• **Brief**
Write out the material exactly, leaving every picture behind.

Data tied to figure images
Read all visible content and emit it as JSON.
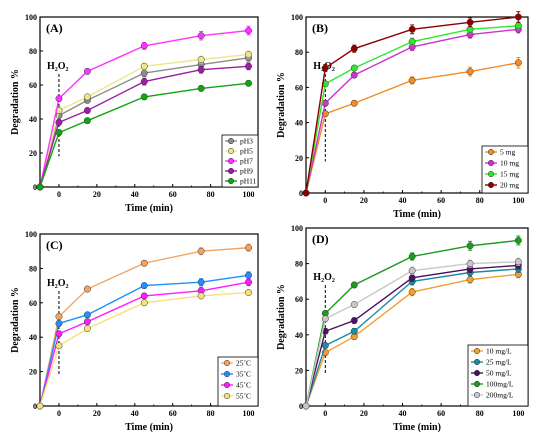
{
  "chart_data": [
    {
      "panel": "(A)",
      "type": "line",
      "xlabel": "Time (min)",
      "ylabel": "Degradation %",
      "xlim": [
        -10,
        105
      ],
      "ylim": [
        0,
        100
      ],
      "xticks": [
        0,
        20,
        40,
        60,
        80,
        100
      ],
      "yticks": [
        0,
        20,
        40,
        60,
        80,
        100
      ],
      "annotation": "H₂O₂",
      "annotation_x": 0,
      "legend_position": "bottom-right",
      "x": [
        -10,
        0,
        15,
        45,
        75,
        100
      ],
      "series": [
        {
          "name": "pH3",
          "color": "#8c8c8c",
          "values": [
            0,
            42,
            51,
            67,
            72,
            76
          ],
          "errors": [
            0,
            1.5,
            1.5,
            2,
            2,
            2
          ]
        },
        {
          "name": "pH5",
          "color": "#f0e68c",
          "values": [
            0,
            45,
            53,
            71,
            75,
            78
          ],
          "errors": [
            0,
            1.5,
            1.5,
            2,
            2,
            2
          ]
        },
        {
          "name": "pH7",
          "color": "#ff33ff",
          "values": [
            0,
            52,
            68,
            83,
            89,
            92
          ],
          "errors": [
            0,
            1.5,
            1.5,
            2,
            2.5,
            2.5
          ]
        },
        {
          "name": "pH9",
          "color": "#9b1fa3",
          "values": [
            0,
            38,
            45,
            62,
            69,
            71
          ],
          "errors": [
            0,
            1.5,
            1.5,
            2,
            2,
            2
          ]
        },
        {
          "name": "pH11",
          "color": "#12a512",
          "values": [
            0,
            32,
            39,
            53,
            58,
            61
          ],
          "errors": [
            0,
            1.5,
            1.5,
            1.5,
            1.5,
            1.5
          ]
        }
      ]
    },
    {
      "panel": "(B)",
      "type": "line",
      "xlabel": "Time (min)",
      "ylabel": "Degradation %",
      "xlim": [
        -10,
        105
      ],
      "ylim": [
        0,
        100
      ],
      "xticks": [
        0,
        20,
        40,
        60,
        80,
        100
      ],
      "yticks": [
        0,
        20,
        40,
        60,
        80,
        100
      ],
      "annotation": "H₂O₂",
      "annotation_x": 0,
      "legend_position": "bottom-right",
      "x": [
        -10,
        0,
        15,
        45,
        75,
        100
      ],
      "series": [
        {
          "name": "5 mg",
          "color": "#f28c28",
          "values": [
            0,
            45,
            51,
            64,
            69,
            74
          ],
          "errors": [
            0,
            1.5,
            1.5,
            2,
            2.5,
            3
          ]
        },
        {
          "name": "10 mg",
          "color": "#cc33cc",
          "values": [
            0,
            51,
            67,
            83,
            90,
            93
          ],
          "errors": [
            0,
            1.5,
            1.5,
            2,
            2,
            2
          ]
        },
        {
          "name": "15 mg",
          "color": "#2ee82e",
          "values": [
            0,
            62,
            71,
            86,
            93,
            95
          ],
          "errors": [
            0,
            1.5,
            1.5,
            2,
            2,
            2
          ]
        },
        {
          "name": "20 mg",
          "color": "#8b0000",
          "values": [
            0,
            71,
            82,
            93,
            97,
            100
          ],
          "errors": [
            0,
            2,
            2,
            2.5,
            2.5,
            3
          ]
        }
      ]
    },
    {
      "panel": "(C)",
      "type": "line",
      "xlabel": "Time (min)",
      "ylabel": "Degradation %",
      "xlim": [
        -10,
        105
      ],
      "ylim": [
        0,
        100
      ],
      "xticks": [
        0,
        20,
        40,
        60,
        80,
        100
      ],
      "yticks": [
        0,
        20,
        40,
        60,
        80,
        100
      ],
      "annotation": "H₂O₂",
      "annotation_x": 0,
      "legend_position": "bottom-right",
      "x": [
        -10,
        0,
        15,
        45,
        75,
        100
      ],
      "series": [
        {
          "name": "25˚C",
          "color": "#f4a460",
          "values": [
            0,
            52,
            68,
            83,
            90,
            92
          ],
          "errors": [
            0,
            1.5,
            1.5,
            1.5,
            2,
            2
          ]
        },
        {
          "name": "35˚C",
          "color": "#1e90ff",
          "values": [
            0,
            48,
            53,
            70,
            72,
            76
          ],
          "errors": [
            0,
            1.5,
            1.5,
            1.5,
            2,
            2
          ]
        },
        {
          "name": "45˚C",
          "color": "#ff1aff",
          "values": [
            0,
            42,
            49,
            64,
            67,
            72
          ],
          "errors": [
            0,
            1.5,
            1.5,
            1.5,
            2,
            2
          ]
        },
        {
          "name": "55˚C",
          "color": "#f4e27a",
          "values": [
            0,
            35,
            45,
            60,
            64,
            66
          ],
          "errors": [
            0,
            1.5,
            1.5,
            1.5,
            1.5,
            1.5
          ]
        }
      ]
    },
    {
      "panel": "(D)",
      "type": "line",
      "xlabel": "Time (min)",
      "ylabel": "Degradation %",
      "xlim": [
        -10,
        105
      ],
      "ylim": [
        0,
        100
      ],
      "xticks": [
        0,
        20,
        40,
        60,
        80,
        100
      ],
      "yticks": [
        0,
        20,
        40,
        60,
        80,
        100
      ],
      "annotation": "H₂O₂",
      "annotation_x": 0,
      "legend_position": "bottom-right",
      "x": [
        -10,
        0,
        15,
        45,
        75,
        100
      ],
      "series": [
        {
          "name": "10 mg/L",
          "color": "#f0a030",
          "values": [
            0,
            30,
            39,
            64,
            71,
            74
          ],
          "errors": [
            0,
            1.5,
            1.5,
            2,
            2,
            2
          ]
        },
        {
          "name": "25 mg/L",
          "color": "#1e8ba0",
          "values": [
            0,
            34,
            42,
            70,
            75,
            77
          ],
          "errors": [
            0,
            1.5,
            1.5,
            2,
            2,
            2
          ]
        },
        {
          "name": "50 mg/L",
          "color": "#4b1060",
          "values": [
            0,
            42,
            48,
            72,
            77,
            79
          ],
          "errors": [
            0,
            1.5,
            1.5,
            2,
            2,
            2
          ]
        },
        {
          "name": "100mg/L",
          "color": "#1f9a1f",
          "values": [
            0,
            52,
            68,
            84,
            90,
            93
          ],
          "errors": [
            0,
            1.5,
            1.5,
            2,
            2.5,
            2.5
          ]
        },
        {
          "name": "200mg/L",
          "color": "#c8c8c8",
          "values": [
            0,
            49,
            57,
            76,
            80,
            81
          ],
          "errors": [
            0,
            1.5,
            1.5,
            2,
            2,
            2
          ]
        }
      ]
    }
  ]
}
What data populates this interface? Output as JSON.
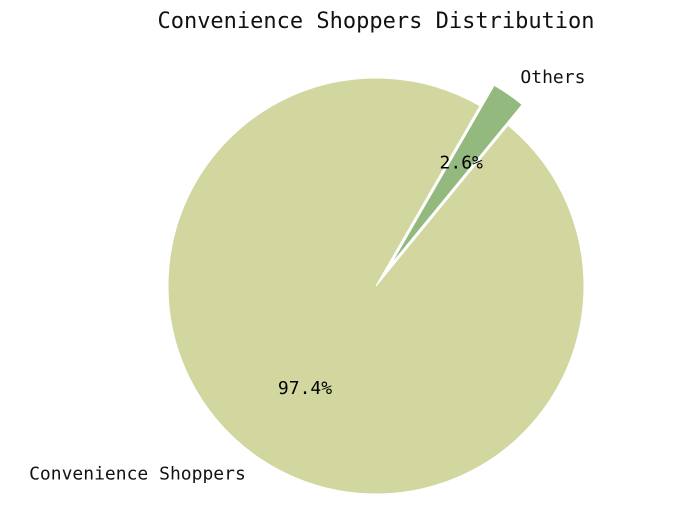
{
  "chart_data": {
    "type": "pie",
    "title": "Convenience Shoppers Distribution",
    "categories": [
      "Convenience Shoppers",
      "Others"
    ],
    "values": [
      97.4,
      2.6
    ],
    "value_labels": [
      "97.4%",
      "2.6%"
    ],
    "colors": [
      "#d2d79f",
      "#93b97e"
    ],
    "exploded": [
      false,
      true
    ],
    "start_angle_deg": 60,
    "direction": "counterclockwise",
    "legend": "none"
  }
}
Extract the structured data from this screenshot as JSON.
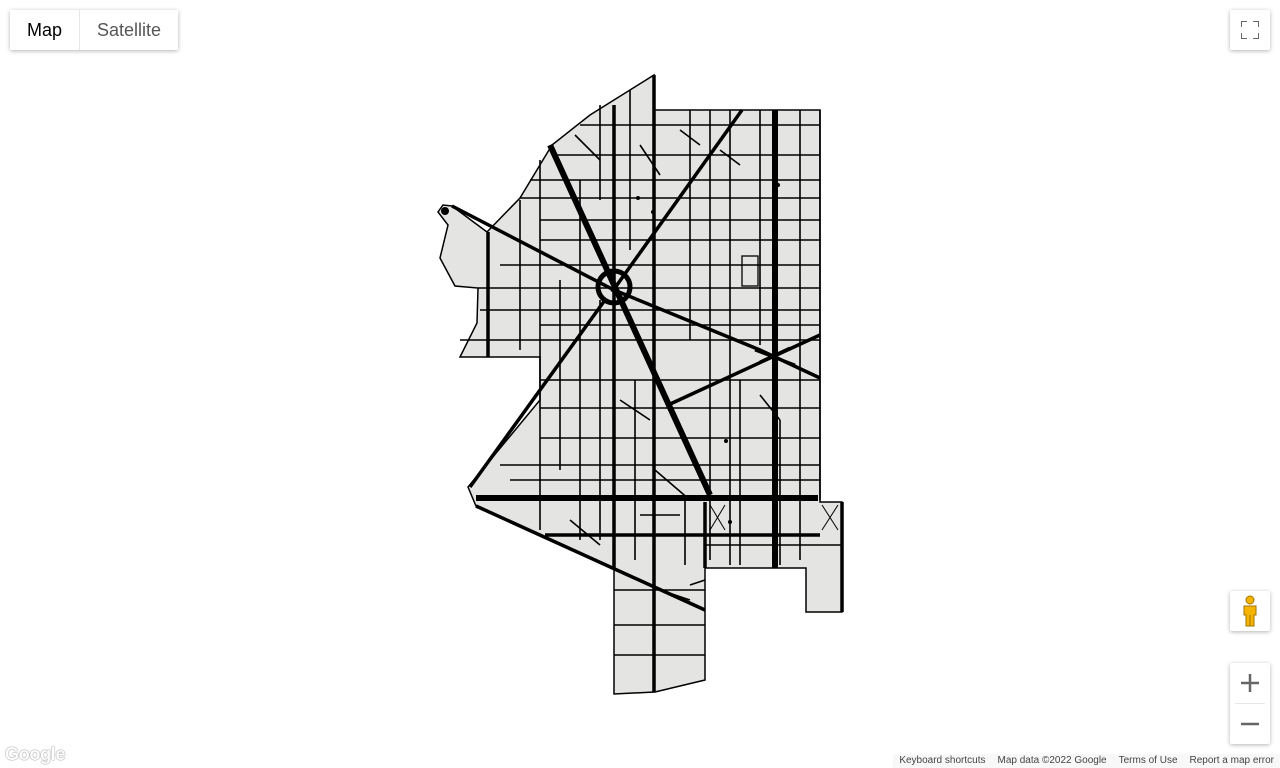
{
  "map_type": {
    "map_label": "Map",
    "satellite_label": "Satellite",
    "selected": "Map"
  },
  "controls": {
    "fullscreen_icon": "fullscreen-icon",
    "pegman_icon": "pegman-icon",
    "zoom_in_icon": "plus-icon",
    "zoom_out_icon": "minus-icon"
  },
  "logo": {
    "text": "Google"
  },
  "attribution": {
    "keyboard_shortcuts": "Keyboard shortcuts",
    "map_data": "Map data ©2022 Google",
    "terms": "Terms of Use",
    "report": "Report a map error"
  },
  "colors": {
    "region_fill": "#e4e4e2",
    "road": "#000000",
    "pegman": "#f5b400"
  }
}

• **Reply**
Read all visible content and emit it as JSON.
{
  "chart_data": [
    {
      "panel": "(A)",
      "type": "line",
      "xlabel": "Time (min)",
      "ylabel": "Degradation %",
      "xlim": [
        -10,
        105
      ],
      "ylim": [
        0,
        100
      ],
      "xticks": [
        0,
        20,
        40,
        60,
        80,
        100
      ],
      "yticks": [
        0,
        20,
        40,
        60,
        80,
        100
      ],
      "annotation": "H₂O₂",
      "annotation_x": 0,
      "legend_position": "bottom-right",
      "x": [
        -10,
        0,
        15,
        45,
        75,
        100
      ],
      "series": [
        {
          "name": "pH3",
          "color": "#8c8c8c",
          "values": [
            0,
            42,
            51,
            67,
            72,
            76
          ],
          "errors": [
            0,
            1.5,
            1.5,
            2,
            2,
            2
          ]
        },
        {
          "name": "pH5",
          "color": "#f0e68c",
          "values": [
            0,
            45,
            53,
            71,
            75,
            78
          ],
          "errors": [
            0,
            1.5,
            1.5,
            2,
            2,
            2
          ]
        },
        {
          "name": "pH7",
          "color": "#ff33ff",
          "values": [
            0,
            52,
            68,
            83,
            89,
            92
          ],
          "errors": [
            0,
            1.5,
            1.5,
            2,
            2.5,
            2.5
          ]
        },
        {
          "name": "pH9",
          "color": "#9b1fa3",
          "values": [
            0,
            38,
            45,
            62,
            69,
            71
          ],
          "errors": [
            0,
            1.5,
            1.5,
            2,
            2,
            2
          ]
        },
        {
          "name": "pH11",
          "color": "#12a512",
          "values": [
            0,
            32,
            39,
            53,
            58,
            61
          ],
          "errors": [
            0,
            1.5,
            1.5,
            1.5,
            1.5,
            1.5
          ]
        }
      ]
    },
    {
      "panel": "(B)",
      "type": "line",
      "xlabel": "Time (min)",
      "ylabel": "Degradation %",
      "xlim": [
        -10,
        105
      ],
      "ylim": [
        0,
        100
      ],
      "xticks": [
        0,
        20,
        40,
        60,
        80,
        100
      ],
      "yticks": [
        0,
        20,
        40,
        60,
        80,
        100
      ],
      "annotation": "H₂O₂",
      "annotation_x": 0,
      "legend_position": "bottom-right",
      "x": [
        -10,
        0,
        15,
        45,
        75,
        100
      ],
      "series": [
        {
          "name": "5 mg",
          "color": "#f28c28",
          "values": [
            0,
            45,
            51,
            64,
            69,
            74
          ],
          "errors": [
            0,
            1.5,
            1.5,
            2,
            2.5,
            3
          ]
        },
        {
          "name": "10 mg",
          "color": "#cc33cc",
          "values": [
            0,
            51,
            67,
            83,
            90,
            93
          ],
          "errors": [
            0,
            1.5,
            1.5,
            2,
            2,
            2
          ]
        },
        {
          "name": "15 mg",
          "color": "#2ee82e",
          "values": [
            0,
            62,
            71,
            86,
            93,
            95
          ],
          "errors": [
            0,
            1.5,
            1.5,
            2,
            2,
            2
          ]
        },
        {
          "name": "20 mg",
          "color": "#8b0000",
          "values": [
            0,
            71,
            82,
            93,
            97,
            100
          ],
          "errors": [
            0,
            2,
            2,
            2.5,
            2.5,
            3
          ]
        }
      ]
    },
    {
      "panel": "(C)",
      "type": "line",
      "xlabel": "Time (min)",
      "ylabel": "Degradation %",
      "xlim": [
        -10,
        105
      ],
      "ylim": [
        0,
        100
      ],
      "xticks": [
        0,
        20,
        40,
        60,
        80,
        100
      ],
      "yticks": [
        0,
        20,
        40,
        60,
        80,
        100
      ],
      "annotation": "H₂O₂",
      "annotation_x": 0,
      "legend_position": "bottom-right",
      "x": [
        -10,
        0,
        15,
        45,
        75,
        100
      ],
      "series": [
        {
          "name": "25˚C",
          "color": "#f4a460",
          "values": [
            0,
            52,
            68,
            83,
            90,
            92
          ],
          "errors": [
            0,
            1.5,
            1.5,
            1.5,
            2,
            2
          ]
        },
        {
          "name": "35˚C",
          "color": "#1e90ff",
          "values": [
            0,
            48,
            53,
            70,
            72,
            76
          ],
          "errors": [
            0,
            1.5,
            1.5,
            1.5,
            2,
            2
          ]
        },
        {
          "name": "45˚C",
          "color": "#ff1aff",
          "values": [
            0,
            42,
            49,
            64,
            67,
            72
          ],
          "errors": [
            0,
            1.5,
            1.5,
            1.5,
            2,
            2
          ]
        },
        {
          "name": "55˚C",
          "color": "#f4e27a",
          "values": [
            0,
            35,
            45,
            60,
            64,
            66
          ],
          "errors": [
            0,
            1.5,
            1.5,
            1.5,
            1.5,
            1.5
          ]
        }
      ]
    },
    {
      "panel": "(D)",
      "type": "line",
      "xlabel": "Time (min)",
      "ylabel": "Degradation %",
      "xlim": [
        -10,
        105
      ],
      "ylim": [
        0,
        100
      ],
      "xticks": [
        0,
        20,
        40,
        60,
        80,
        100
      ],
      "yticks": [
        0,
        20,
        40,
        60,
        80,
        100
      ],
      "annotation": "H₂O₂",
      "annotation_x": 0,
      "legend_position": "bottom-right",
      "x": [
        -10,
        0,
        15,
        45,
        75,
        100
      ],
      "series": [
        {
          "name": "10 mg/L",
          "color": "#f0a030",
          "values": [
            0,
            30,
            39,
            64,
            71,
            74
          ],
          "errors": [
            0,
            1.5,
            1.5,
            2,
            2,
            2
          ]
        },
        {
          "name": "25 mg/L",
          "color": "#1e8ba0",
          "values": [
            0,
            34,
            42,
            70,
            75,
            77
          ],
          "errors": [
            0,
            1.5,
            1.5,
            2,
            2,
            2
          ]
        },
        {
          "name": "50 mg/L",
          "color": "#4b1060",
          "values": [
            0,
            42,
            48,
            72,
            77,
            79
          ],
          "errors": [
            0,
            1.5,
            1.5,
            2,
            2,
            2
          ]
        },
        {
          "name": "100mg/L",
          "color": "#1f9a1f",
          "values": [
            0,
            52,
            68,
            84,
            90,
            93
          ],
          "errors": [
            0,
            1.5,
            1.5,
            2,
            2.5,
            2.5
          ]
        },
        {
          "name": "200mg/L",
          "color": "#c8c8c8",
          "values": [
            0,
            49,
            57,
            76,
            80,
            81
          ],
          "errors": [
            0,
            1.5,
            1.5,
            2,
            2,
            2
          ]
        }
      ]
    }
  ]
}
What data populates this interface? Output as JSON.
{
  "chart_data": {
    "type": "pie",
    "title": "Convenience Shoppers Distribution",
    "categories": [
      "Convenience Shoppers",
      "Others"
    ],
    "values": [
      97.4,
      2.6
    ],
    "value_labels": [
      "97.4%",
      "2.6%"
    ],
    "colors": [
      "#d2d79f",
      "#93b97e"
    ],
    "exploded": [
      false,
      true
    ],
    "start_angle_deg": 60,
    "direction": "counterclockwise",
    "legend": "none"
  }
}
Extract the structured data from this screenshot as JSON.
{
  "map_type": {
    "map_label": "Map",
    "satellite_label": "Satellite",
    "selected": "Map"
  },
  "controls": {
    "fullscreen_icon": "fullscreen-icon",
    "pegman_icon": "pegman-icon",
    "zoom_in_icon": "plus-icon",
    "zoom_out_icon": "minus-icon"
  },
  "logo": {
    "text": "Google"
  },
  "attribution": {
    "keyboard_shortcuts": "Keyboard shortcuts",
    "map_data": "Map data ©2022 Google",
    "terms": "Terms of Use",
    "report": "Report a map error"
  },
  "colors": {
    "region_fill": "#e4e4e2",
    "road": "#000000",
    "pegman": "#f5b400"
  }
}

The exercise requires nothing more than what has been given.